Listing ::
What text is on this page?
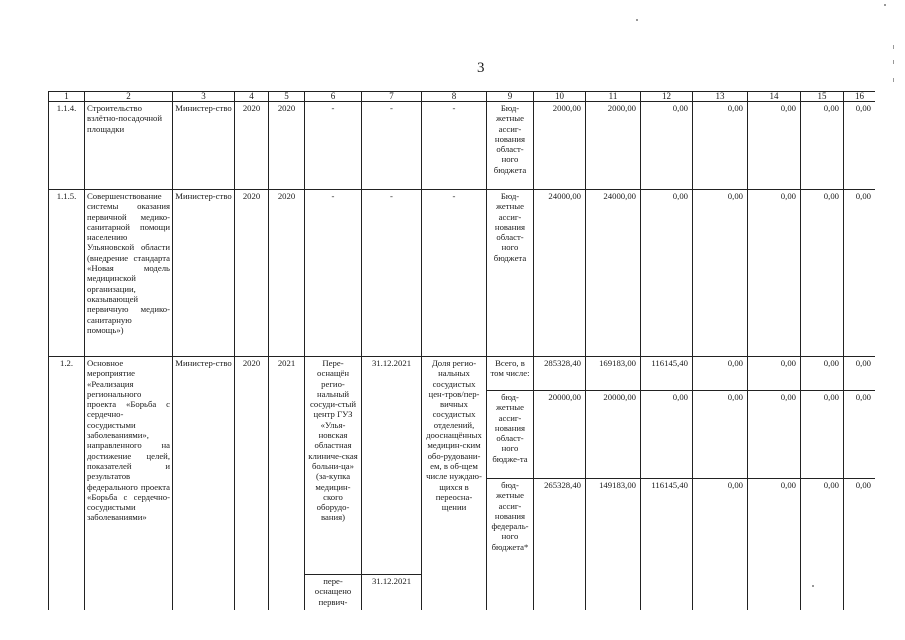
3
1	2	3	4	5	6	7	8	9	10	11	12	13	14	15	16
1.1.4.	Строительство взлётно-посадочной площадки	Министер-ство	2020	2020	-	-	-	Бюд-жетные ассиг-нования област-ного бюджета	2000,00	2000,00	0,00	0,00	0,00	0,00	0,00
1.1.5.	Совершенствование системы оказания первичной медико-санитарной помощи населению Ульяновской области (внедрение стандарта «Новая модель медицинской организации, оказывающей первичную медико-санитарную помощь»)	Министер-ство	2020	2020	-	-	-	Бюд-жетные ассиг-нования област-ного бюджета	24000,00	24000,00	0,00	0,00	0,00	0,00	0,00
1.2.	Основное мероприятие «Реализация регионального проекта «Борьба с сердечно-сосудистыми заболеваниями», направленного на достижение целей, показателей и результатов федерального проекта «Борьба с сердечно-сосудистыми заболеваниями»	Министер-ство	2020	2021	Пере-оснащён регио-нальный сосуди-стый центр ГУЗ «Улья-новская областная клиниче-ская больни-ца» (за-купка медицин-ского оборудо-вания)	31.12.2021	Доля регио-нальных сосудистых цен-тров/пер-вичных сосудистых отделений, дооснащённых медицин-ским обо-рудовани-ем, в об-щем числе нуждаю-щихся в переосна-щении	Всего, в том числе:	285328,40	169183,00	116145,40	0,00	0,00	0,00	0,00
								бюд-жетные ассиг-нования област-ного бюдже-та	20000,00	20000,00	0,00	0,00	0,00	0,00	0,00
								бюд-жетные ассиг-нования федераль-ного бюджета*	265328,40	149183,00	116145,40	0,00	0,00	0,00	0,00
					пере-оснащено первич-	31.12.2021									
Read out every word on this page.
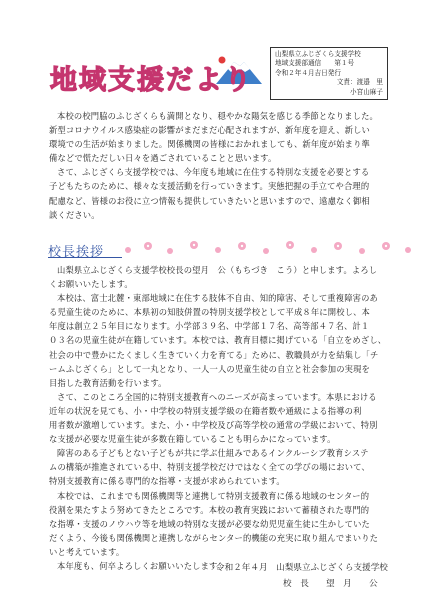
地域支援だより
山梨県立ふじざくら支援学校
地域支援部通信　　第１号
令和２年４月吉日発行
文責：渡邉　里
小宮山麻子
本校の校門脇のふじざくらも満開となり、穏やかな陽気を感じる季節となりました。
新型コロナウイルス感染症の影響がまだまだ心配されますが、新年度を迎え、新しい
環境での生活が始まりました。関係機関の皆様におかれましても、新年度が始まり準
備などで慌ただしい日々を過ごされていることと思います。
さて、ふじざくら支援学校では、今年度も地域に在住する特別な支援を必要とする
子どもたちのために、様々な支援活動を行っていきます。実態把握の手立てや合理的
配慮など、皆様のお役に立つ情報も提供していきたいと思いますので、遠慮なく御相
談ください。
校長挨拶
山梨県立ふじざくら支援学校校長の望月　公（もちづき　こう）と申します。よろし
くお願いいたします。
本校は、富士北麓・東部地域に在住する肢体不自由、知的障害、そして重複障害のあ
る児童生徒のために、本県初の知肢併置の特別支援学校として平成８年に開校し、本
年度は創立２５年目になります。小学部３９名、中学部１７名、高等部４７名、計１
０３名の児童生徒が在籍しています。本校では、教育目標に掲げている「自立をめざし、
社会の中で豊かにたくましく生きていく力を育てる」ために、教職員が力を結集し「チ
ームふじざくら」として一丸となり、一人一人の児童生徒の自立と社会参加の実現を
目指した教育活動を行います。
さて、このところ全国的に特別支援教育へのニーズが高まっています。本県における
近年の状況を見ても、小・中学校の特別支援学級の在籍者数や通級による指導の利
用者数が激増しています。また、小・中学校及び高等学校の通常の学級において、特別
な支援が必要な児童生徒が多数在籍していることも明らかになっています。
障害のある子どもとない子どもが共に学ぶ仕組みであるインクルーシブ教育システ
ムの構築が推進されている中、特別支援学校だけではなく全ての学びの場において、
特別支援教育に係る専門的な指導・支援が求められています。
本校では、これまでも関係機関等と連携して特別支援教育に係る地域のセンター的
役割を果たすよう努めてきたところです。本校の教育実践において蓄積された専門的
な指導・支援のノウハウ等を地域の特別な支援が必要な幼児児童生徒に生かしていた
だくよう、今後も関係機関と連携しながらセンター的機能の充実に取り組んでまいりた
いと考えています。
本年度も、何卒よろしくお願いいたします。
令和２年４月　山梨県立ふじざくら支援学校
校　長　　望　月　　公
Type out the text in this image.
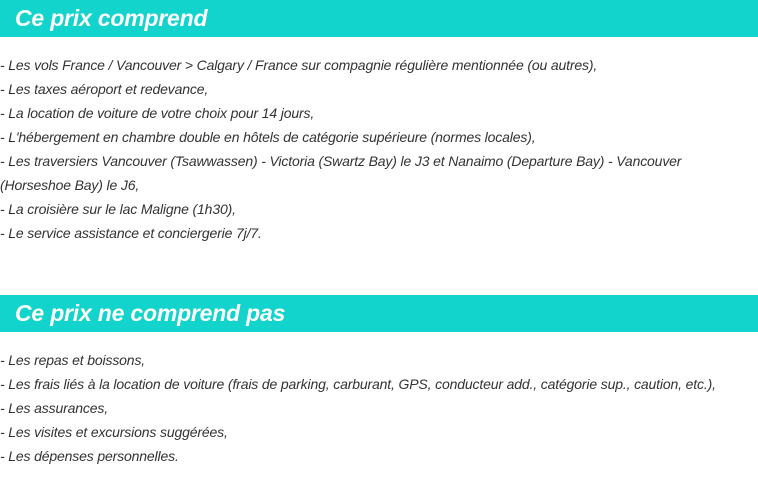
Ce prix comprend
- Les vols France / Vancouver > Calgary / France sur compagnie régulière mentionnée (ou autres),
- Les taxes aéroport et redevance,
- La location de voiture de votre choix pour 14 jours,
- L'hébergement en chambre double en hôtels de catégorie supérieure (normes locales),
- Les traversiers Vancouver (Tsawwassen) - Victoria (Swartz Bay) le J3 et Nanaimo (Departure Bay) - Vancouver (Horseshoe Bay) le J6,
- La croisière sur le lac Maligne (1h30),
- Le service assistance et conciergerie 7j/7.
Ce prix ne comprend pas
- Les repas et boissons,
- Les frais liés à la location de voiture (frais de parking, carburant, GPS, conducteur add., catégorie sup., caution, etc.),
- Les assurances,
- Les visites et excursions suggérées,
- Les dépenses personnelles.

Stated goal :: Write out all the entries again, word for word, and print no images.

Result of this exercise ::
What text is on this page?
3
1	2	3	4	5	6	7	8	9	10	11	12	13	14	15	16
1.1.4.	Строительство взлётно-посадочной площадки	Министер-ство	2020	2020	-	-	-	Бюд-жетные ассиг-нования област-ного бюджета	2000,00	2000,00	0,00	0,00	0,00	0,00	0,00
1.1.5.	Совершенствование системы оказания первичной медико-санитарной помощи населению Ульяновской области (внедрение стандарта «Новая модель медицинской организации, оказывающей первичную медико-санитарную помощь»)	Министер-ство	2020	2020	-	-	-	Бюд-жетные ассиг-нования област-ного бюджета	24000,00	24000,00	0,00	0,00	0,00	0,00	0,00
1.2.	Основное мероприятие «Реализация регионального проекта «Борьба с сердечно-сосудистыми заболеваниями», направленного на достижение целей, показателей и результатов федерального проекта «Борьба с сердечно-сосудистыми заболеваниями»	Министер-ство	2020	2021	Пере-оснащён регио-нальный сосуди-стый центр ГУЗ «Улья-новская областная клиниче-ская больни-ца» (за-купка медицин-ского оборудо-вания)	31.12.2021	Доля регио-нальных сосудистых цен-тров/пер-вичных сосудистых отделений, дооснащённых медицин-ским обо-рудовани-ем, в об-щем числе нуждаю-щихся в переосна-щении	Всего, в том числе:	285328,40	169183,00	116145,40	0,00	0,00	0,00	0,00
								бюд-жетные ассиг-нования област-ного бюдже-та	20000,00	20000,00	0,00	0,00	0,00	0,00	0,00
								бюд-жетные ассиг-нования федераль-ного бюджета*	265328,40	149183,00	116145,40	0,00	0,00	0,00	0,00
					пере-оснащено первич-	31.12.2021									
Read out every word on this page.
地域支援だより
山梨県立ふじざくら支援学校
地域支援部通信　　第１号
令和２年４月吉日発行
文責：渡邉　里
小宮山麻子
本校の校門脇のふじざくらも満開となり、穏やかな陽気を感じる季節となりました。
新型コロナウイルス感染症の影響がまだまだ心配されますが、新年度を迎え、新しい
環境での生活が始まりました。関係機関の皆様におかれましても、新年度が始まり準
備などで慌ただしい日々を過ごされていることと思います。
さて、ふじざくら支援学校では、今年度も地域に在住する特別な支援を必要とする
子どもたちのために、様々な支援活動を行っていきます。実態把握の手立てや合理的
配慮など、皆様のお役に立つ情報も提供していきたいと思いますので、遠慮なく御相
談ください。
校長挨拶
山梨県立ふじざくら支援学校校長の望月　公（もちづき　こう）と申します。よろし
くお願いいたします。
本校は、富士北麓・東部地域に在住する肢体不自由、知的障害、そして重複障害のあ
る児童生徒のために、本県初の知肢併置の特別支援学校として平成８年に開校し、本
年度は創立２５年目になります。小学部３９名、中学部１７名、高等部４７名、計１
０３名の児童生徒が在籍しています。本校では、教育目標に掲げている「自立をめざし、
社会の中で豊かにたくましく生きていく力を育てる」ために、教職員が力を結集し「チ
ームふじざくら」として一丸となり、一人一人の児童生徒の自立と社会参加の実現を
目指した教育活動を行います。
さて、このところ全国的に特別支援教育へのニーズが高まっています。本県における
近年の状況を見ても、小・中学校の特別支援学級の在籍者数や通級による指導の利
用者数が激増しています。また、小・中学校及び高等学校の通常の学級において、特別
な支援が必要な児童生徒が多数在籍していることも明らかになっています。
障害のある子どもとない子どもが共に学ぶ仕組みであるインクルーシブ教育システ
ムの構築が推進されている中、特別支援学校だけではなく全ての学びの場において、
特別支援教育に係る専門的な指導・支援が求められています。
本校では、これまでも関係機関等と連携して特別支援教育に係る地域のセンター的
役割を果たすよう努めてきたところです。本校の教育実践において蓄積された専門的
な指導・支援のノウハウ等を地域の特別な支援が必要な幼児児童生徒に生かしていた
だくよう、今後も関係機関と連携しながらセンター的機能の充実に取り組んでまいりた
いと考えています。
本年度も、何卒よろしくお願いいたします。
令和２年４月　山梨県立ふじざくら支援学校
校　長　　望　月　　公
Type out the text in this image.
Ce prix comprend
- Les vols France / Vancouver > Calgary / France sur compagnie régulière mentionnée (ou autres),
- Les taxes aéroport et redevance,
- La location de voiture de votre choix pour 14 jours,
- L'hébergement en chambre double en hôtels de catégorie supérieure (normes locales),
- Les traversiers Vancouver (Tsawwassen) - Victoria (Swartz Bay) le J3 et Nanaimo (Departure Bay) - Vancouver (Horseshoe Bay) le J6,
- La croisière sur le lac Maligne (1h30),
- Le service assistance et conciergerie 7j/7.
Ce prix ne comprend pas
- Les repas et boissons,
- Les frais liés à la location de voiture (frais de parking, carburant, GPS, conducteur add., catégorie sup., caution, etc.),
- Les assurances,
- Les visites et excursions suggérées,
- Les dépenses personnelles.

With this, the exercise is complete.